**Required task:** Copy the listing below line for line, without changing anything.

─── Exercise materials

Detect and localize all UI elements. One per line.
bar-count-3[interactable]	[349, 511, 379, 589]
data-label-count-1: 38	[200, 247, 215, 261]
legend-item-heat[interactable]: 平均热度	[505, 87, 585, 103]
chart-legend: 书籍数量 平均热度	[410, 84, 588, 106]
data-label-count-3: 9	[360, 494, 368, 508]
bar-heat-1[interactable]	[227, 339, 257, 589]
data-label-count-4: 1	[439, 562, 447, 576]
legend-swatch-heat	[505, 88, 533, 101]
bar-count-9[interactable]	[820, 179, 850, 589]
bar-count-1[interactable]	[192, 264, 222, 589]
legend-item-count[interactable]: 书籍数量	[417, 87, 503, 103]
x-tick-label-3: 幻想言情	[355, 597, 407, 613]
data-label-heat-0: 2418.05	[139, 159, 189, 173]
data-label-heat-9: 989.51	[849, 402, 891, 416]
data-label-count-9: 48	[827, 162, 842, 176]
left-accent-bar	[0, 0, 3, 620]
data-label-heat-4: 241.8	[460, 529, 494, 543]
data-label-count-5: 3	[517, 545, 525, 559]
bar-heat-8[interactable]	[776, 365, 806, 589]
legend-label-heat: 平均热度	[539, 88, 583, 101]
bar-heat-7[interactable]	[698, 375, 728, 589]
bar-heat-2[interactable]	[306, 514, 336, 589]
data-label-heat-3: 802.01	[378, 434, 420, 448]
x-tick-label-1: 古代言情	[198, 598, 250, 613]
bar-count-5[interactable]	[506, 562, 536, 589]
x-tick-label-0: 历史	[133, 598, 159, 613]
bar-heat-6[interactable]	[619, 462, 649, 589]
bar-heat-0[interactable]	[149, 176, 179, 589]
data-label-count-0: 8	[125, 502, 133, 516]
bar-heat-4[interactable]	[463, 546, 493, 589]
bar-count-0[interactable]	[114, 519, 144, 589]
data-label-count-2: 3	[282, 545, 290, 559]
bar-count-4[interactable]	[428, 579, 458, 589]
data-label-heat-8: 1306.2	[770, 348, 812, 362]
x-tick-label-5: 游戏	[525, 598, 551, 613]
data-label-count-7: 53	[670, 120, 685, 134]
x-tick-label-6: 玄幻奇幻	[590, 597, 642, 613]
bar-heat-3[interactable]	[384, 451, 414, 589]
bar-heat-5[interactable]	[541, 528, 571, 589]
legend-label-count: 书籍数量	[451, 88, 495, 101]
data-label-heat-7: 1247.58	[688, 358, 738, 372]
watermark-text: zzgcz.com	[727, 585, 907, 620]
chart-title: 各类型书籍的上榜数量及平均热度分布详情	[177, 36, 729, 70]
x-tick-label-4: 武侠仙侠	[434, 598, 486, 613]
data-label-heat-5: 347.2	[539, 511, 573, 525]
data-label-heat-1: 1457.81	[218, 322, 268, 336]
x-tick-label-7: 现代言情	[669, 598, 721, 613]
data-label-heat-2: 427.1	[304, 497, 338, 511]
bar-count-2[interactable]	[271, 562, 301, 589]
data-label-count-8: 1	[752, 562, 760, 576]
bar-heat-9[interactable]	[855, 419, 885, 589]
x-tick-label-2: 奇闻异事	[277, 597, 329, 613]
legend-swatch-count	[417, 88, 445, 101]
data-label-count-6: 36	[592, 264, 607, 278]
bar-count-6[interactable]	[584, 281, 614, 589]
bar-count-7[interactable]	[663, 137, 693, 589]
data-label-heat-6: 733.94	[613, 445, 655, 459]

──────

**Output of the exercise:**
Detect and localize all UI elements. One per line.
bar-count-3[interactable]	[349, 511, 379, 589]
data-label-count-1: 38	[200, 247, 215, 261]
legend-item-heat[interactable]: 平均热度	[505, 87, 585, 103]
chart-legend: 书籍数量 平均热度	[410, 84, 588, 106]
data-label-count-3: 9	[360, 494, 368, 508]
bar-heat-1[interactable]	[227, 339, 257, 589]
data-label-count-4: 1	[439, 562, 447, 576]
legend-swatch-heat	[505, 88, 533, 101]
bar-count-9[interactable]	[820, 179, 850, 589]
bar-count-1[interactable]	[192, 264, 222, 589]
legend-item-count[interactable]: 书籍数量	[417, 87, 503, 103]
x-tick-label-3: 幻想言情	[355, 597, 407, 613]
data-label-heat-0: 2418.05	[139, 159, 189, 173]
data-label-heat-9: 989.51	[849, 402, 891, 416]
data-label-count-9: 48	[827, 162, 842, 176]
left-accent-bar	[0, 0, 3, 620]
data-label-heat-4: 241.8	[460, 529, 494, 543]
data-label-count-5: 3	[517, 545, 525, 559]
bar-heat-8[interactable]	[776, 365, 806, 589]
legend-label-heat: 平均热度	[539, 88, 583, 101]
bar-heat-7[interactable]	[698, 375, 728, 589]
bar-heat-2[interactable]	[306, 514, 336, 589]
data-label-heat-3: 802.01	[378, 434, 420, 448]
x-tick-label-1: 古代言情	[198, 598, 250, 613]
bar-count-5[interactable]	[506, 562, 536, 589]
x-tick-label-0: 历史	[133, 598, 159, 613]
bar-heat-6[interactable]	[619, 462, 649, 589]
bar-heat-0[interactable]	[149, 176, 179, 589]
data-label-count-0: 8	[125, 502, 133, 516]
bar-heat-4[interactable]	[463, 546, 493, 589]
bar-count-0[interactable]	[114, 519, 144, 589]
data-label-count-2: 3	[282, 545, 290, 559]
bar-count-4[interactable]	[428, 579, 458, 589]
data-label-heat-8: 1306.2	[770, 348, 812, 362]
x-tick-label-5: 游戏	[525, 598, 551, 613]
data-label-count-7: 53	[670, 120, 685, 134]
x-tick-label-6: 玄幻奇幻	[590, 597, 642, 613]
bar-heat-3[interactable]	[384, 451, 414, 589]
bar-heat-5[interactable]	[541, 528, 571, 589]
legend-label-count: 书籍数量	[451, 88, 495, 101]
data-label-heat-7: 1247.58	[688, 358, 738, 372]
watermark-text: zzgcz.com	[727, 585, 907, 620]
chart-title: 各类型书籍的上榜数量及平均热度分布详情	[177, 36, 729, 70]
x-tick-label-4: 武侠仙侠	[434, 598, 486, 613]
data-label-heat-5: 347.2	[539, 511, 573, 525]
data-label-heat-1: 1457.81	[218, 322, 268, 336]
x-tick-label-7: 现代言情	[669, 598, 721, 613]
data-label-heat-2: 427.1	[304, 497, 338, 511]
bar-count-2[interactable]	[271, 562, 301, 589]
data-label-count-8: 1	[752, 562, 760, 576]
bar-heat-9[interactable]	[855, 419, 885, 589]
x-tick-label-2: 奇闻异事	[277, 597, 329, 613]
legend-swatch-count	[417, 88, 445, 101]
data-label-count-6: 36	[592, 264, 607, 278]
bar-count-6[interactable]	[584, 281, 614, 589]
bar-count-7[interactable]	[663, 137, 693, 589]
data-label-heat-6: 733.94	[613, 445, 655, 459]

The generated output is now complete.